To be done
Lift every line from the entries that includes the word "Pakaian".

* start Provided records *

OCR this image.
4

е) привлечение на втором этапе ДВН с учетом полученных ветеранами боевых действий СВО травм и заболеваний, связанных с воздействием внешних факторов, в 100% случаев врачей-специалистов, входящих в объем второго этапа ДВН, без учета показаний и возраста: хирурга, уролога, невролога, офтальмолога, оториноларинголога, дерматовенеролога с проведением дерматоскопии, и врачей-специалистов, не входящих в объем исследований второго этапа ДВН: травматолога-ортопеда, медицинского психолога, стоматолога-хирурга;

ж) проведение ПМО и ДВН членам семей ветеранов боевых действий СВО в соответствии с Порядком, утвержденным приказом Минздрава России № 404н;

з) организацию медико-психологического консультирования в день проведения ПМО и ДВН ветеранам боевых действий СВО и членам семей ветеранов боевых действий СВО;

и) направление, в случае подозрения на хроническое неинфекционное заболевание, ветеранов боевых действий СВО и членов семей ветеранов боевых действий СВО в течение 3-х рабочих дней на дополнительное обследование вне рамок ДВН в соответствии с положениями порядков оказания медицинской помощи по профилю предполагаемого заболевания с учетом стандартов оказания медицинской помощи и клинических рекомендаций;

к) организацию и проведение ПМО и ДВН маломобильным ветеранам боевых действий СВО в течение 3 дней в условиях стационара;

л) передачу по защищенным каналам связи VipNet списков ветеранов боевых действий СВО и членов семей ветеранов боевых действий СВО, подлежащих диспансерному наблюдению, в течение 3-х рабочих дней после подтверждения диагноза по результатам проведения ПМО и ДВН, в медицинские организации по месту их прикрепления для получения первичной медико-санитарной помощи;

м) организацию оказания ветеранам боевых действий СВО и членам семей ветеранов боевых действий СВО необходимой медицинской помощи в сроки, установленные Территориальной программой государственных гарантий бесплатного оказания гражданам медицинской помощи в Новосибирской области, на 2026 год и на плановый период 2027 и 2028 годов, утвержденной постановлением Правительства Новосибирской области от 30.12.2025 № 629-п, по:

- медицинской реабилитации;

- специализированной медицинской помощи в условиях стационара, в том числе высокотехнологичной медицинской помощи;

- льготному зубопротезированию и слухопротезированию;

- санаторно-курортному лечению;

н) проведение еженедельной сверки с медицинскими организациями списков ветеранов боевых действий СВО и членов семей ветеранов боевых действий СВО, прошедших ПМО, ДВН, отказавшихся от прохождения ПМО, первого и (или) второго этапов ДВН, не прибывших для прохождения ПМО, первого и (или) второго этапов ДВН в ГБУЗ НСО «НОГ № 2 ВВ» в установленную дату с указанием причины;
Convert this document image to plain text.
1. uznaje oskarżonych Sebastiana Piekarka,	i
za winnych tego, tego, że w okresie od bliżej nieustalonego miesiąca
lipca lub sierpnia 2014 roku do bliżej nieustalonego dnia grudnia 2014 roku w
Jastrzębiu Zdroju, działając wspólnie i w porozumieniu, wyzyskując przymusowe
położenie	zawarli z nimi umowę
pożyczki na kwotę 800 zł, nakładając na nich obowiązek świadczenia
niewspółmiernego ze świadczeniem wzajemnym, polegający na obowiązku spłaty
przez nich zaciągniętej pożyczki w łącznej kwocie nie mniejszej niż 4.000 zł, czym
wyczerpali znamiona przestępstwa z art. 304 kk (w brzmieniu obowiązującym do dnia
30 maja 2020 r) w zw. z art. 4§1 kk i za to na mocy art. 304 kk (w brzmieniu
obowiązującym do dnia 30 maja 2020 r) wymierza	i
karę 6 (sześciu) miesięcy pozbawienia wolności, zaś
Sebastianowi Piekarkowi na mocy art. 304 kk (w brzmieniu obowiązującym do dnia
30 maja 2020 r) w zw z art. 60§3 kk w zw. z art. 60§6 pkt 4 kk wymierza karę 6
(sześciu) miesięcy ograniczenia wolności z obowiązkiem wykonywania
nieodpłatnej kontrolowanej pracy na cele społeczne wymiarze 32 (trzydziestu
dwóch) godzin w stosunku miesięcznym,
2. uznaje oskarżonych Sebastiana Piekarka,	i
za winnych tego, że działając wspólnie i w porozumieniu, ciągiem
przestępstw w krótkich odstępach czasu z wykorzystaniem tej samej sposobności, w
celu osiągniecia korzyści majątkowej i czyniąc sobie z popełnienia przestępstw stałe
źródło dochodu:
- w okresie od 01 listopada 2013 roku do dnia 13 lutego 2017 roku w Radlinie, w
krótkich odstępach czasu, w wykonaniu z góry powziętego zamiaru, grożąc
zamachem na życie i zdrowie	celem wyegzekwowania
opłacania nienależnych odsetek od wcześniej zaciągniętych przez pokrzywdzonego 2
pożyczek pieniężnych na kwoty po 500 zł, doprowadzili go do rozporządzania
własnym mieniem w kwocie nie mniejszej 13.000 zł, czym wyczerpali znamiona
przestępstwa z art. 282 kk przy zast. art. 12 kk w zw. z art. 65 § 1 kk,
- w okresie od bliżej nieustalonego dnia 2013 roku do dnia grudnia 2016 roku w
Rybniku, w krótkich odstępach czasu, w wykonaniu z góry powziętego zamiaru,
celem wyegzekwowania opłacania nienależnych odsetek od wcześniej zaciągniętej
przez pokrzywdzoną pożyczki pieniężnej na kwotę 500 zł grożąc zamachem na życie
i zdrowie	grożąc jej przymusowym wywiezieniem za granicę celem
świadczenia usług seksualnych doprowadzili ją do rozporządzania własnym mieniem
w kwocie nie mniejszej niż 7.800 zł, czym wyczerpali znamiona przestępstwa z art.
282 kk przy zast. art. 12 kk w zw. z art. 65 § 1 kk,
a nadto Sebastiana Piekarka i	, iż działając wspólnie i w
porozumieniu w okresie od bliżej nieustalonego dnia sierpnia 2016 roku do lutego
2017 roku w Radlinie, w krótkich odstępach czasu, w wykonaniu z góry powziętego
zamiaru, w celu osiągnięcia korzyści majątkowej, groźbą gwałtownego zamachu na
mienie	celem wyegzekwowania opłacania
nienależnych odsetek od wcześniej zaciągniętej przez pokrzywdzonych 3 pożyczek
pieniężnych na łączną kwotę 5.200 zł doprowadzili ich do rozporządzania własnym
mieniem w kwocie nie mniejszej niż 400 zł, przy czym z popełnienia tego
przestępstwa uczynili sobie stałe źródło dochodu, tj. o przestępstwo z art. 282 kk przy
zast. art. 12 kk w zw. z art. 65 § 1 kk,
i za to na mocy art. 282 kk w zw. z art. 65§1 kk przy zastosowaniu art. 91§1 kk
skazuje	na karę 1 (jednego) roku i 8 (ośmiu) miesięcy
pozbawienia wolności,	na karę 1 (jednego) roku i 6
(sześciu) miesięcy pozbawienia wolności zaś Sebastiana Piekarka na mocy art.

* end Provided records *
* start Provided records *

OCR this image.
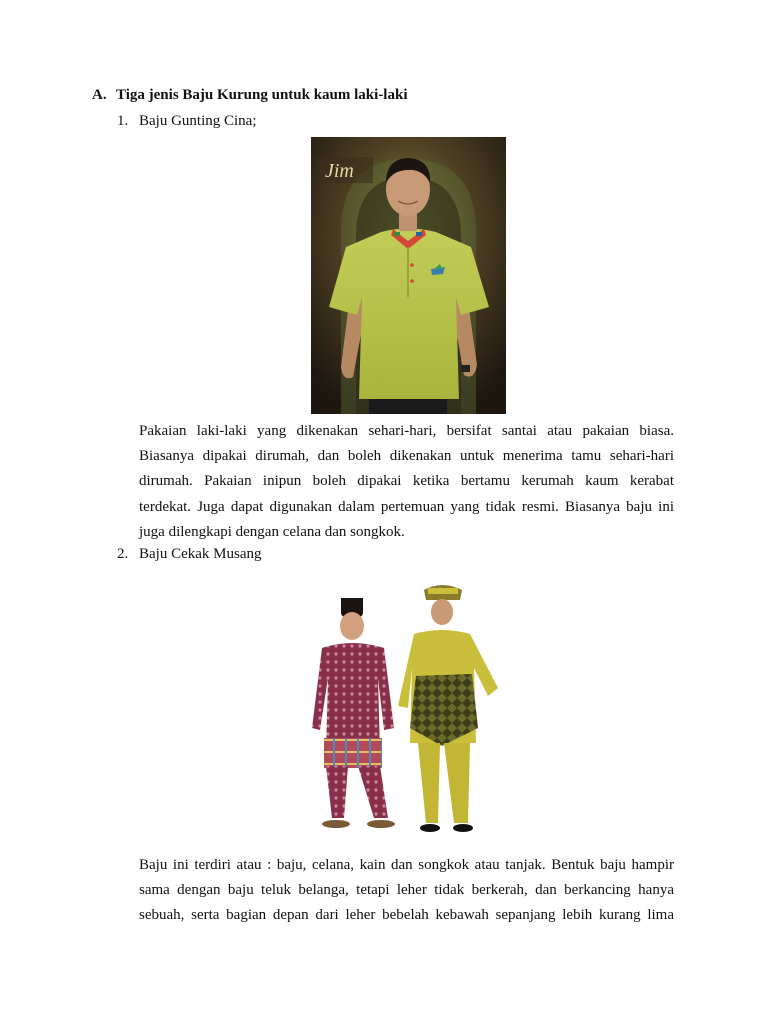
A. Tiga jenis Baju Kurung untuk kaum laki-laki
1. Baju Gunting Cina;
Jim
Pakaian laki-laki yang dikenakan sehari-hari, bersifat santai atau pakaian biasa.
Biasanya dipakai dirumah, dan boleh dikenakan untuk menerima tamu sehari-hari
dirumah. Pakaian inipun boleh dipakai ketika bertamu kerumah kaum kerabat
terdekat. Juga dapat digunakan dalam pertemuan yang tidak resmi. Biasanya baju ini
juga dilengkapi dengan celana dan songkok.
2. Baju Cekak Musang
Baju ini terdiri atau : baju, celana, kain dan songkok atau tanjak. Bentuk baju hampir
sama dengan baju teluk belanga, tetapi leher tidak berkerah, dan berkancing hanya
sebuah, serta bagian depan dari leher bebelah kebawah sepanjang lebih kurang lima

* end Provided records *

Answer to this problem
Pakaian laki-laki yang dikenakan sehari-hari, bersifat santai atau pakaian biasa.
dirumah. Pakaian inipun boleh dipakai ketika bertamu kerumah kaum kerabat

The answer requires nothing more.